▶ Given task: Determine the number of lines that have the string "lobe" in them, and give only that number.
++++++
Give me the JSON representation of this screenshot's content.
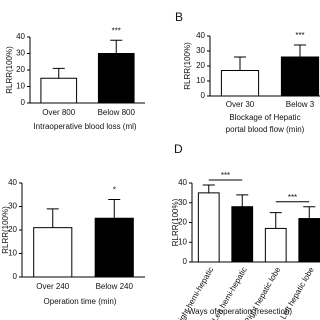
{
  "chart_data": [
    {
      "type": "bar",
      "y_label": "RLRR(100%)",
      "x_label": "Intraoperative blood loss (ml)",
      "categories": [
        "Over 800",
        "Below 800"
      ],
      "values": [
        15,
        30
      ],
      "errors": [
        6,
        8
      ],
      "colors": [
        "#ffffff",
        "#000000"
      ],
      "ylim": [
        0,
        40
      ],
      "yticks": [
        0,
        10,
        20,
        30,
        40
      ],
      "annotations": [
        {
          "text": "***",
          "over": [
            1
          ]
        }
      ]
    },
    {
      "type": "bar",
      "panel_label": "B",
      "y_label": "RLRR(100%)",
      "x_label": [
        "Blockage of Hepatic",
        "portal blood flow (min)"
      ],
      "categories": [
        "Over 30",
        "Below 3"
      ],
      "values": [
        17,
        26
      ],
      "errors": [
        9,
        8
      ],
      "colors": [
        "#ffffff",
        "#000000"
      ],
      "ylim": [
        0,
        40
      ],
      "yticks": [
        0,
        10,
        20,
        30,
        40
      ],
      "annotations": [
        {
          "text": "***",
          "over": [
            1
          ]
        }
      ]
    },
    {
      "type": "bar",
      "y_label": "RLRR(100%)",
      "x_label": "Operation time (min)",
      "categories": [
        "Over 240",
        "Below 240"
      ],
      "values": [
        21,
        25
      ],
      "errors": [
        8,
        8
      ],
      "colors": [
        "#ffffff",
        "#000000"
      ],
      "ylim": [
        0,
        40
      ],
      "yticks": [
        0,
        10,
        20,
        30,
        40
      ],
      "annotations": [
        {
          "text": "*",
          "over": [
            1
          ]
        }
      ]
    },
    {
      "type": "bar",
      "panel_label": "D",
      "y_label": "RLRR(100%)",
      "x_label": "Ways of operation (resection)",
      "categories": [
        "Right hemi-hepatic",
        "Left hemi-hepatic",
        "Right hepatic lobe",
        "Left hepatic lobe"
      ],
      "values": [
        35,
        28,
        17,
        22
      ],
      "errors": [
        4,
        6,
        8,
        6
      ],
      "colors": [
        "#ffffff",
        "#000000",
        "#ffffff",
        "#000000"
      ],
      "ylim": [
        0,
        40
      ],
      "yticks": [
        0,
        10,
        20,
        30,
        40
      ],
      "annotations": [
        {
          "text": "***",
          "over": [
            0,
            1
          ]
        },
        {
          "text": "***",
          "over": [
            2,
            3
          ]
        }
      ]
    }
  ]
}
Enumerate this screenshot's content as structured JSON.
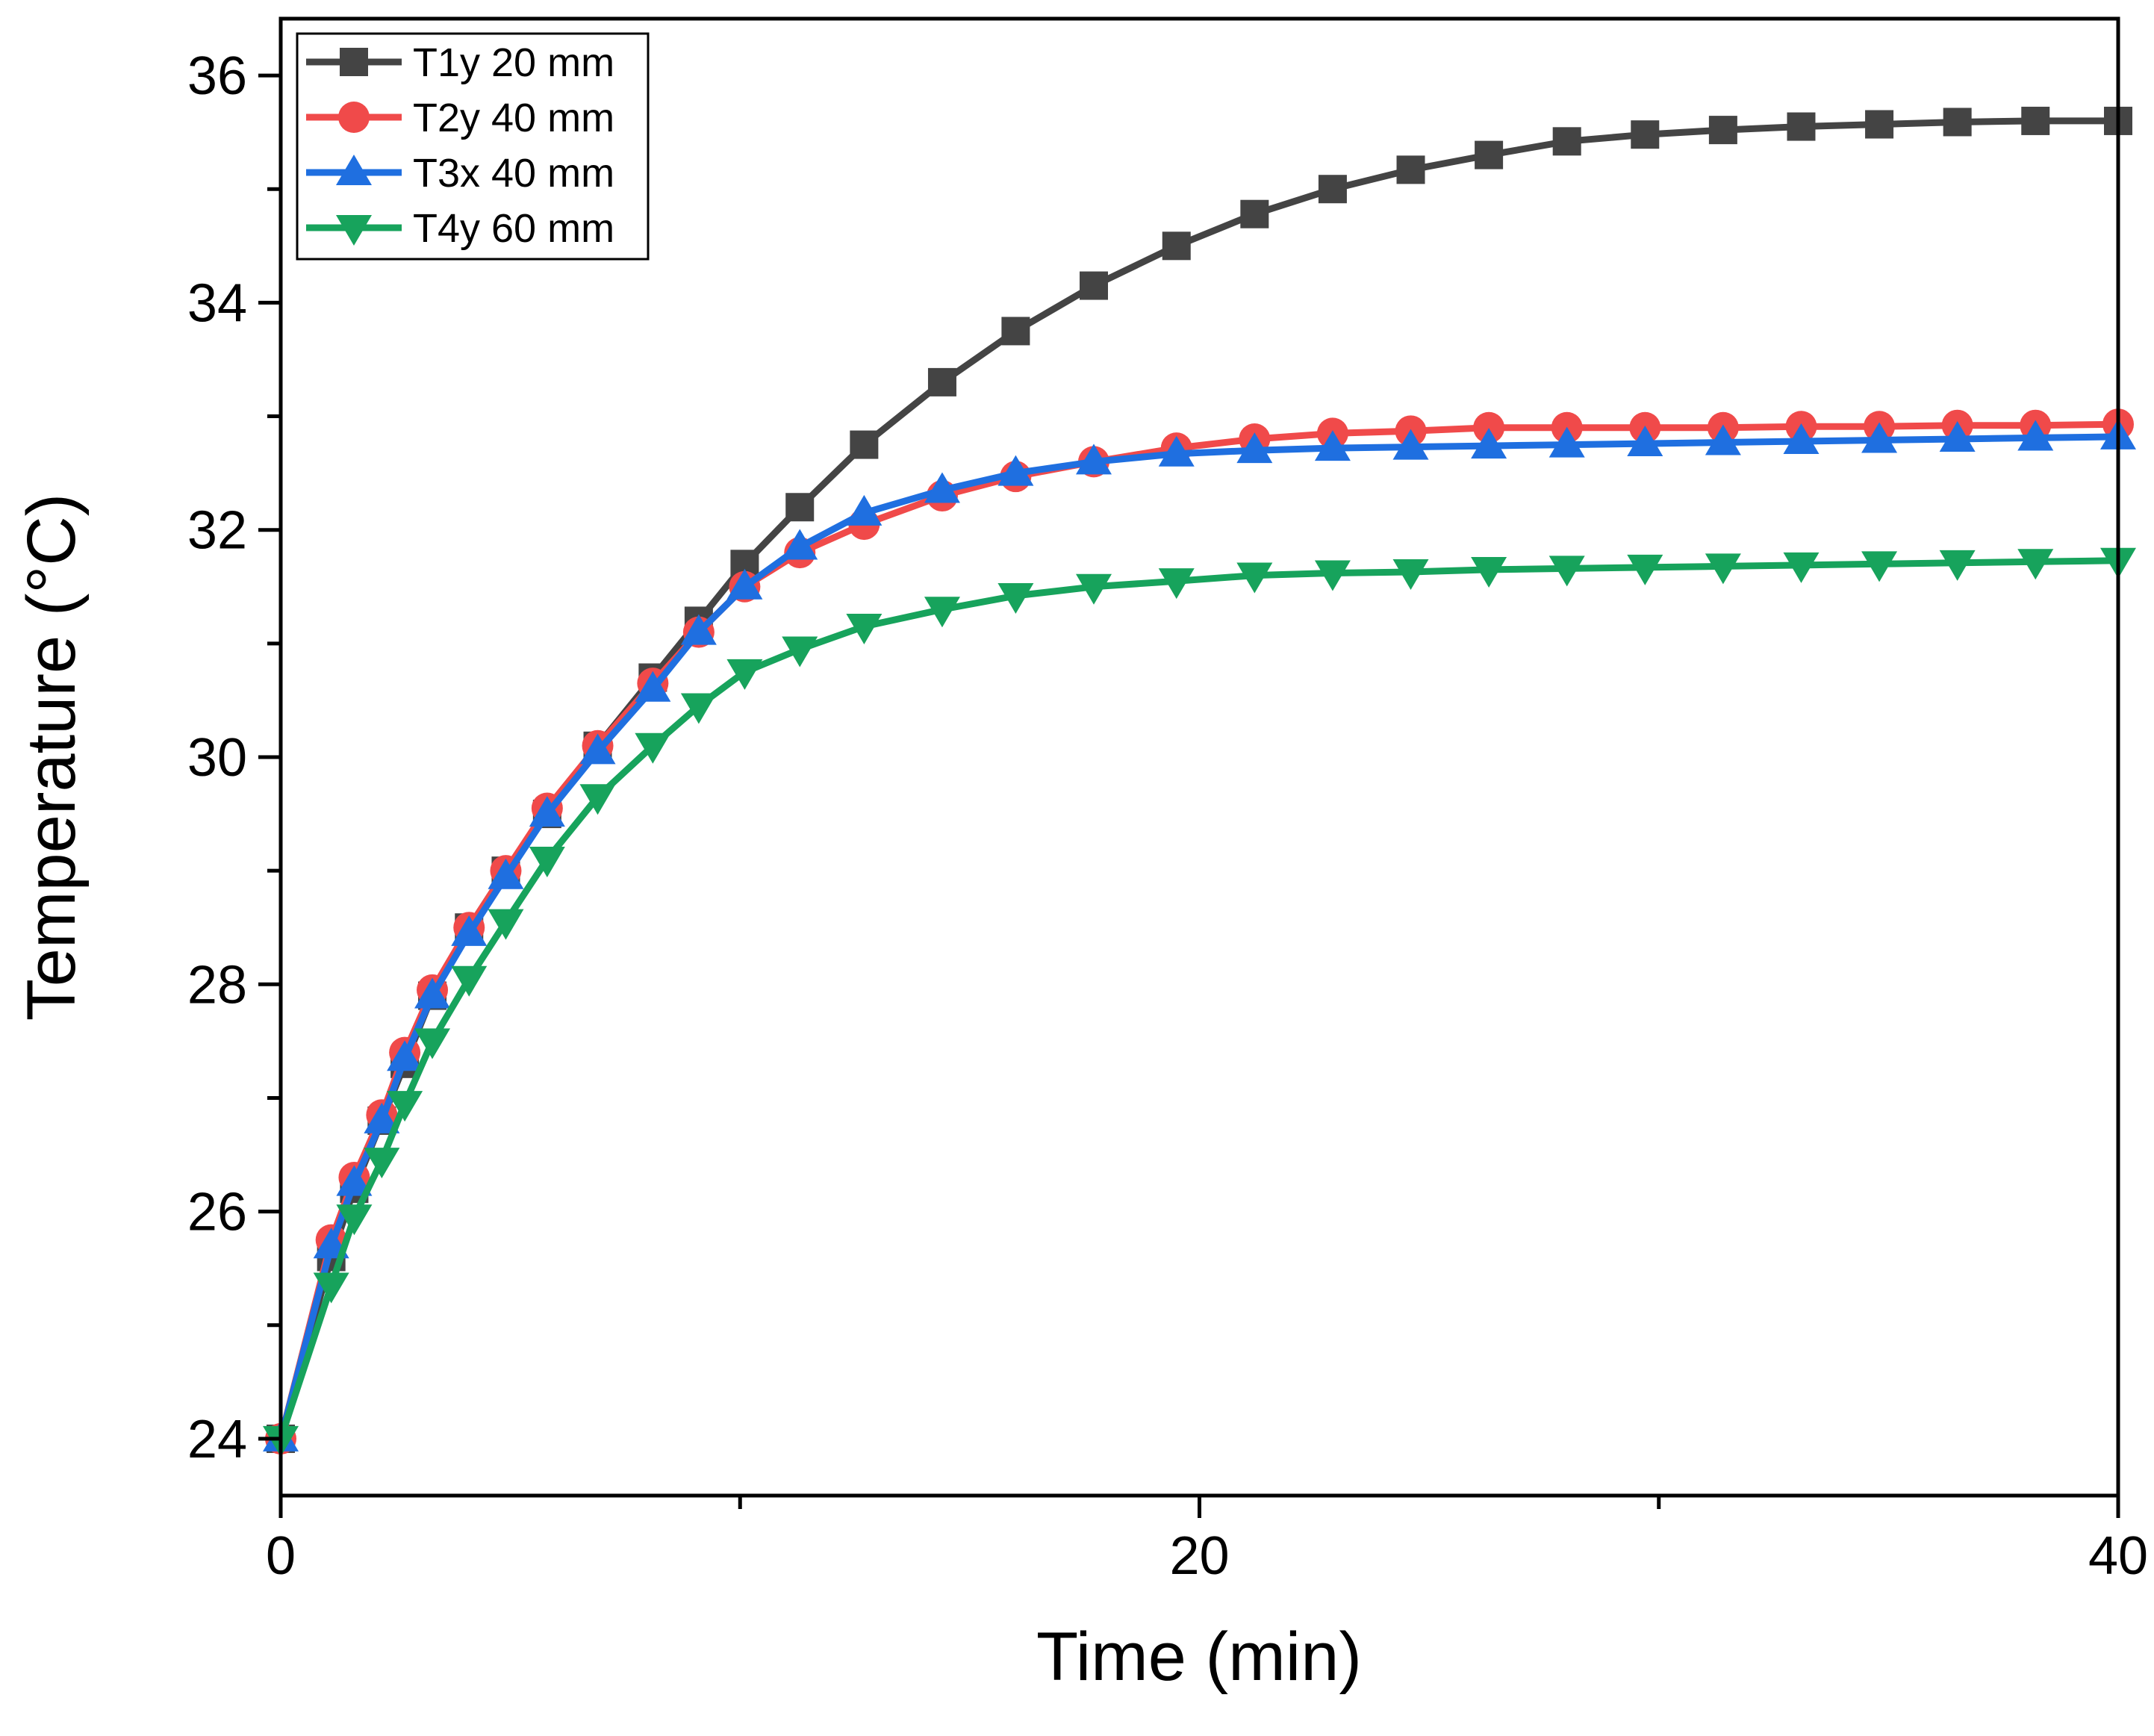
{
  "chart_data": {
    "type": "line",
    "title": "",
    "xlabel": "Time (min)",
    "ylabel": "Temperature (°C)",
    "xlim": [
      0,
      40
    ],
    "ylim": [
      23.5,
      36.5
    ],
    "xticks": [
      0,
      20,
      40
    ],
    "xticks_minor": [
      10,
      30
    ],
    "yticks": [
      24,
      26,
      28,
      30,
      32,
      34,
      36
    ],
    "yticks_minor": [
      25,
      27,
      29,
      31,
      33,
      35
    ],
    "grid": false,
    "legend_position": "top-left",
    "series": [
      {
        "name": "T1y 20 mm",
        "color": "#444444",
        "marker": "square",
        "x": [
          0,
          1.1,
          1.6,
          2.2,
          2.7,
          3.3,
          4.1,
          4.9,
          5.8,
          6.9,
          8.1,
          9.1,
          10.1,
          11.3,
          12.7,
          14.4,
          16.0,
          17.7,
          19.5,
          21.2,
          22.9,
          24.6,
          26.3,
          28.0,
          29.7,
          31.4,
          33.1,
          34.8,
          36.5,
          38.2,
          40
        ],
        "values": [
          24.0,
          25.6,
          26.2,
          26.8,
          27.3,
          27.9,
          28.5,
          29.0,
          29.5,
          30.1,
          30.7,
          31.2,
          31.7,
          32.2,
          32.75,
          33.3,
          33.75,
          34.15,
          34.5,
          34.78,
          35.0,
          35.17,
          35.3,
          35.42,
          35.48,
          35.52,
          35.55,
          35.57,
          35.59,
          35.6,
          35.6
        ]
      },
      {
        "name": "T2y 40 mm",
        "color": "#F04A4A",
        "marker": "circle",
        "x": [
          0,
          1.1,
          1.6,
          2.2,
          2.7,
          3.3,
          4.1,
          4.9,
          5.8,
          6.9,
          8.1,
          9.1,
          10.1,
          11.3,
          12.7,
          14.4,
          16.0,
          17.7,
          19.5,
          21.2,
          22.9,
          24.6,
          26.3,
          28.0,
          29.7,
          31.4,
          33.1,
          34.8,
          36.5,
          38.2,
          40
        ],
        "values": [
          24.0,
          25.75,
          26.3,
          26.85,
          27.4,
          27.95,
          28.5,
          29.0,
          29.55,
          30.1,
          30.65,
          31.1,
          31.5,
          31.8,
          32.05,
          32.3,
          32.47,
          32.6,
          32.72,
          32.8,
          32.85,
          32.87,
          32.9,
          32.9,
          32.9,
          32.9,
          32.91,
          32.91,
          32.92,
          32.92,
          32.93
        ]
      },
      {
        "name": "T3x 40 mm",
        "color": "#1F6FE0",
        "marker": "triangle-up",
        "x": [
          0,
          1.1,
          1.6,
          2.2,
          2.7,
          3.3,
          4.1,
          4.9,
          5.8,
          6.9,
          8.1,
          9.1,
          10.1,
          11.3,
          12.7,
          14.4,
          16.0,
          17.7,
          19.5,
          21.2,
          22.9,
          24.6,
          26.3,
          28.0,
          29.7,
          31.4,
          33.1,
          34.8,
          36.5,
          38.2,
          40
        ],
        "values": [
          24.0,
          25.7,
          26.25,
          26.8,
          27.35,
          27.9,
          28.45,
          28.95,
          29.5,
          30.05,
          30.6,
          31.1,
          31.5,
          31.85,
          32.15,
          32.35,
          32.5,
          32.6,
          32.67,
          32.7,
          32.72,
          32.73,
          32.74,
          32.75,
          32.76,
          32.77,
          32.78,
          32.79,
          32.8,
          32.81,
          32.82
        ]
      },
      {
        "name": "T4y 60 mm",
        "color": "#17A35C",
        "marker": "triangle-down",
        "x": [
          0,
          1.1,
          1.6,
          2.2,
          2.7,
          3.3,
          4.1,
          4.9,
          5.8,
          6.9,
          8.1,
          9.1,
          10.1,
          11.3,
          12.7,
          14.4,
          16.0,
          17.7,
          19.5,
          21.2,
          22.9,
          24.6,
          26.3,
          28.0,
          29.7,
          31.4,
          33.1,
          34.8,
          36.5,
          38.2,
          40
        ],
        "values": [
          24.0,
          25.35,
          25.95,
          26.45,
          26.95,
          27.5,
          28.05,
          28.55,
          29.1,
          29.65,
          30.1,
          30.45,
          30.75,
          30.95,
          31.15,
          31.3,
          31.42,
          31.5,
          31.55,
          31.6,
          31.62,
          31.63,
          31.65,
          31.66,
          31.67,
          31.68,
          31.69,
          31.7,
          31.71,
          31.72,
          31.73
        ]
      }
    ]
  }
}
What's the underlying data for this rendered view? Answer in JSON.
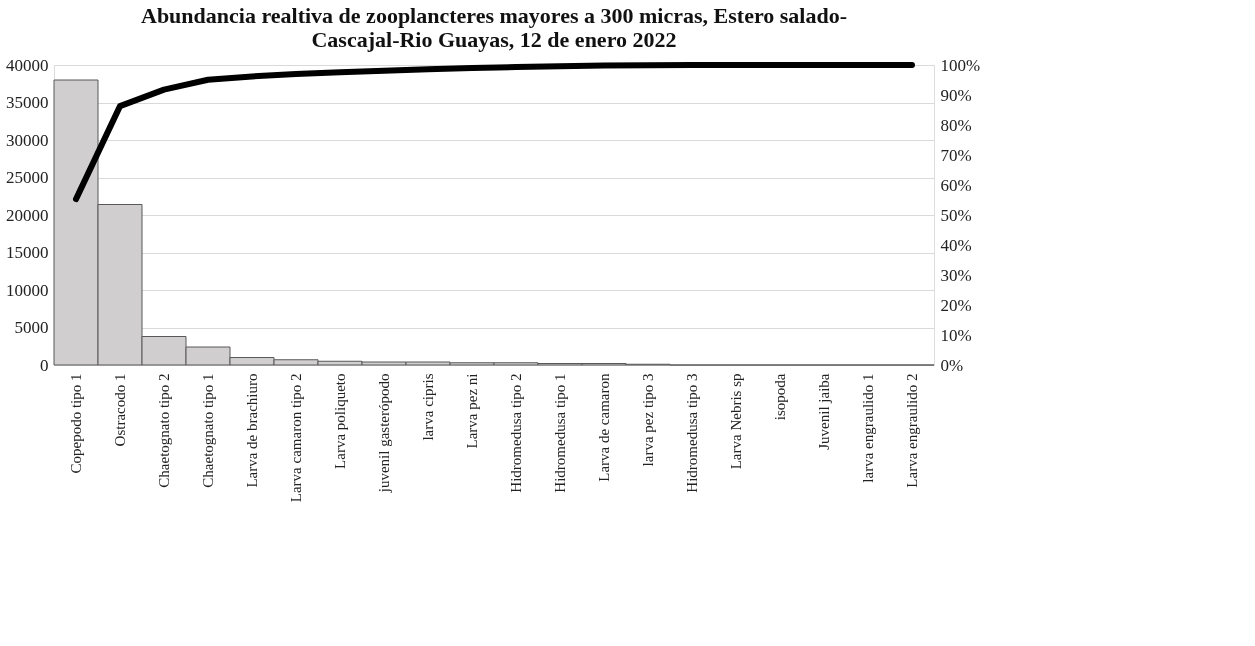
{
  "chart_data": {
    "type": "bar",
    "title": "Abundancia realtiva de zooplancteres mayores a 300 micras, Estero salado-Cascajal-Rio Guayas, 12 de enero 2022",
    "categories": [
      "Copepodo tipo 1",
      "Ostracodo 1",
      "Chaetognato tipo 2",
      "Chaetognato tipo 1",
      "Larva de brachiuro",
      "Larva camaron tipo 2",
      "Larva poliqueto",
      "juvenil gasterópodo",
      "larva cipris",
      "Larva pez ni",
      "Hidromedusa tipo 2",
      "Hidromedusa tipo 1",
      "Larva de camaron",
      "larva pez tipo 3",
      "Hidromedusa tipo 3",
      "Larva Nebris sp",
      "isopoda",
      "Juvenil jaiba",
      "larva engraulido 1",
      "Larva engraulido 2"
    ],
    "series": [
      {
        "color": "#d0cece",
        "values": [
          38000,
          21400,
          3800,
          2400,
          1000,
          700,
          500,
          400,
          400,
          300,
          300,
          200,
          200,
          100,
          0,
          0,
          0,
          0,
          0,
          0
        ]
      },
      {
        "type": "line",
        "axis": "y2",
        "color": "#000000",
        "values": [
          55.3,
          86.3,
          91.8,
          95.1,
          96.2,
          97.0,
          97.6,
          98.1,
          98.6,
          99.0,
          99.3,
          99.6,
          99.8,
          99.9,
          100,
          100,
          100,
          100,
          100,
          100
        ]
      }
    ],
    "ylim": [
      0,
      40000
    ],
    "yticks": [
      0,
      5000,
      10000,
      15000,
      20000,
      25000,
      30000,
      35000,
      40000
    ],
    "y2lim": [
      0,
      100
    ],
    "y2ticks": [
      {
        "value": 0,
        "label": "0%"
      },
      {
        "value": 10,
        "label": "10%"
      },
      {
        "value": 20,
        "label": "20%"
      },
      {
        "value": 30,
        "label": "30%"
      },
      {
        "value": 40,
        "label": "40%"
      },
      {
        "value": 50,
        "label": "50%"
      },
      {
        "value": 60,
        "label": "60%"
      },
      {
        "value": 70,
        "label": "70%"
      },
      {
        "value": 80,
        "label": "80%"
      },
      {
        "value": 90,
        "label": "90%"
      },
      {
        "value": 100,
        "label": "100%"
      }
    ],
    "grid": "y"
  }
}
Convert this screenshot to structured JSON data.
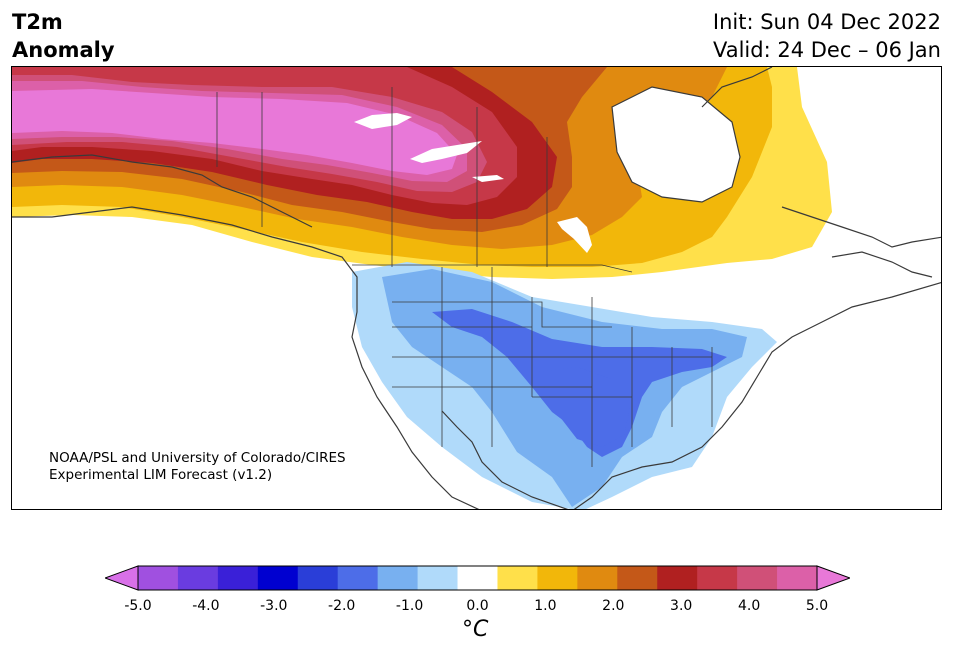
{
  "header": {
    "title_line1": "T2m",
    "title_line2": "Anomaly",
    "init_text": "Init: Sun 04 Dec 2022",
    "valid_text": "Valid: 24 Dec – 06 Jan"
  },
  "credit": {
    "line1": "NOAA/PSL and University of Colorado/CIRES",
    "line2": "Experimental LIM Forecast (v1.2)"
  },
  "colorbar": {
    "ticks": [
      "-5.0",
      "-4.0",
      "-3.0",
      "-2.0",
      "-1.0",
      "0.0",
      "1.0",
      "2.0",
      "3.0",
      "4.0",
      "5.0"
    ],
    "unit": "°C",
    "colors": [
      "#d870e8",
      "#a050e0",
      "#6a3ce0",
      "#3a20d8",
      "#0000d0",
      "#2a3ed8",
      "#4d6de8",
      "#78b0f0",
      "#b0dafa",
      "#ffffff",
      "#ffe04a",
      "#f2b70a",
      "#e08a10",
      "#c45818",
      "#b02020",
      "#c63848",
      "#d05078",
      "#dc60a8",
      "#e878d8"
    ]
  },
  "map_colors": {
    "pink": "#e878d8",
    "rose": "#d05078",
    "crimson": "#c63848",
    "darkred": "#b02020",
    "rust": "#c45818",
    "orange": "#e08a10",
    "gold": "#f2b70a",
    "yellow": "#ffe04a",
    "lightblue": "#b0dafa",
    "blue": "#78b0f0",
    "royal": "#4d6de8"
  }
}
++++++
▶ Answer to the exercise: 2